# [EXERCISE]
Please give the data below again in full, exactly as it stands.

(Stored entries)
--------------------------------

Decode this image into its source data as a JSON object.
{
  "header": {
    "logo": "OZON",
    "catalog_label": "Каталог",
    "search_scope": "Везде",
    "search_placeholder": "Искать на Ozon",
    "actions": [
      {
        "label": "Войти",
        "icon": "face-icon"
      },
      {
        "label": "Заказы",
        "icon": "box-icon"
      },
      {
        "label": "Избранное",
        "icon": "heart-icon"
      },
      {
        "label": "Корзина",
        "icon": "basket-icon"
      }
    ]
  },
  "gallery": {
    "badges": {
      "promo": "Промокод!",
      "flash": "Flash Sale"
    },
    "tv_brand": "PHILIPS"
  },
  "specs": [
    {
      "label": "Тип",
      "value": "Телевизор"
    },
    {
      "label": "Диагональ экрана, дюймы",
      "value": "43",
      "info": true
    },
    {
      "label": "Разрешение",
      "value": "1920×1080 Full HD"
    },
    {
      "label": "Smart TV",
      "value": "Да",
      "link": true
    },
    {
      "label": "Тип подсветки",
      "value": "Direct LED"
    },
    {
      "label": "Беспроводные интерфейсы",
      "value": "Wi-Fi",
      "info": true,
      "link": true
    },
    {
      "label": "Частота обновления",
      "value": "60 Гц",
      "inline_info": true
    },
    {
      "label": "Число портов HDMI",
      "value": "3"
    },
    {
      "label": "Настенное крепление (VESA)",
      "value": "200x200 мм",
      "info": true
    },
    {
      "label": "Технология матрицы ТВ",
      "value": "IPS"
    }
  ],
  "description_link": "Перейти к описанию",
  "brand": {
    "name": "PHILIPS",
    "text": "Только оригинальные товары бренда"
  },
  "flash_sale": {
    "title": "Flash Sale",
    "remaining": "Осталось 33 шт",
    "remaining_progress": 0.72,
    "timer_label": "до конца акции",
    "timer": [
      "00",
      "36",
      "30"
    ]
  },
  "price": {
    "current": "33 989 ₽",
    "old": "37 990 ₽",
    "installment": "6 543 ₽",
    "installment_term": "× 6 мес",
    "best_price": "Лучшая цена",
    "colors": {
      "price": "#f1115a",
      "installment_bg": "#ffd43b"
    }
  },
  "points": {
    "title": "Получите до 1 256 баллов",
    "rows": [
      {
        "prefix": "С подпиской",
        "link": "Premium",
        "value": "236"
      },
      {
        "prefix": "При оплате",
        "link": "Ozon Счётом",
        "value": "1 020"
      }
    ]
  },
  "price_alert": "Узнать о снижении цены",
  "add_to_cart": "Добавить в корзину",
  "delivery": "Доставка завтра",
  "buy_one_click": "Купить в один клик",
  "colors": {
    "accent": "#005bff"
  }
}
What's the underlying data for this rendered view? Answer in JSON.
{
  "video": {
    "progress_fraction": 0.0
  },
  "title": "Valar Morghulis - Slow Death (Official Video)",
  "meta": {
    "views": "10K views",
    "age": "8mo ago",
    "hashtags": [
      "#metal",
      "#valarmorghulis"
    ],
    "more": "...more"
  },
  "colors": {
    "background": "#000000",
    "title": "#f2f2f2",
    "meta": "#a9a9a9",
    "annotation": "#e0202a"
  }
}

--------------------------------

# [COMPLETE RESPONSE]
Decode this image into its source data as a JSON object.
{
  "header": {
    "logo": "OZON",
    "catalog_label": "Каталог",
    "search_scope": "Везде",
    "search_placeholder": "Искать на Ozon",
    "actions": [
      {
        "label": "Войти",
        "icon": "face-icon"
      },
      {
        "label": "Заказы",
        "icon": "box-icon"
      },
      {
        "label": "Избранное",
        "icon": "heart-icon"
      },
      {
        "label": "Корзина",
        "icon": "basket-icon"
      }
    ]
  },
  "gallery": {
    "badges": {
      "promo": "Промокод!",
      "flash": "Flash Sale"
    },
    "tv_brand": "PHILIPS"
  },
  "specs": [
    {
      "label": "Тип",
      "value": "Телевизор"
    },
    {
      "label": "Диагональ экрана, дюймы",
      "value": "43",
      "info": true
    },
    {
      "label": "Разрешение",
      "value": "1920×1080 Full HD"
    },
    {
      "label": "Smart TV",
      "value": "Да",
      "link": true
    },
    {
      "label": "Тип подсветки",
      "value": "Direct LED"
    },
    {
      "label": "Беспроводные интерфейсы",
      "value": "Wi-Fi",
      "info": true,
      "link": true
    },
    {
      "label": "Частота обновления",
      "value": "60 Гц",
      "inline_info": true
    },
    {
      "label": "Число портов HDMI",
      "value": "3"
    },
    {
      "label": "Настенное крепление (VESA)",
      "value": "200x200 мм",
      "info": true
    },
    {
      "label": "Технология матрицы ТВ",
      "value": "IPS"
    }
  ],
  "description_link": "Перейти к описанию",
  "brand": {
    "name": "PHILIPS",
    "text": "Только оригинальные товары бренда"
  },
  "flash_sale": {
    "title": "Flash Sale",
    "remaining": "Осталось 33 шт",
    "remaining_progress": 0.72,
    "timer_label": "до конца акции",
    "timer": [
      "00",
      "36",
      "30"
    ]
  },
  "price": {
    "current": "33 989 ₽",
    "old": "37 990 ₽",
    "installment": "6 543 ₽",
    "installment_term": "× 6 мес",
    "best_price": "Лучшая цена",
    "colors": {
      "price": "#f1115a",
      "installment_bg": "#ffd43b"
    }
  },
  "points": {
    "title": "Получите до 1 256 баллов",
    "rows": [
      {
        "prefix": "С подпиской",
        "link": "Premium",
        "value": "236"
      },
      {
        "prefix": "При оплате",
        "link": "Ozon Счётом",
        "value": "1 020"
      }
    ]
  },
  "price_alert": "Узнать о снижении цены",
  "add_to_cart": "Добавить в корзину",
  "delivery": "Доставка завтра",
  "buy_one_click": "Купить в один клик",
  "colors": {
    "accent": "#005bff"
  }
}
What's the underlying data for this rendered view? Answer in JSON.
{
  "video": {
    "progress_fraction": 0.0
  },
  "title": "Valar Morghulis - Slow Death (Official Video)",
  "meta": {
    "views": "10K views",
    "age": "8mo ago",
    "hashtags": [
      "#metal",
      "#valarmorghulis"
    ],
    "more": "...more"
  },
  "colors": {
    "background": "#000000",
    "title": "#f2f2f2",
    "meta": "#a9a9a9",
    "annotation": "#e0202a"
  }
}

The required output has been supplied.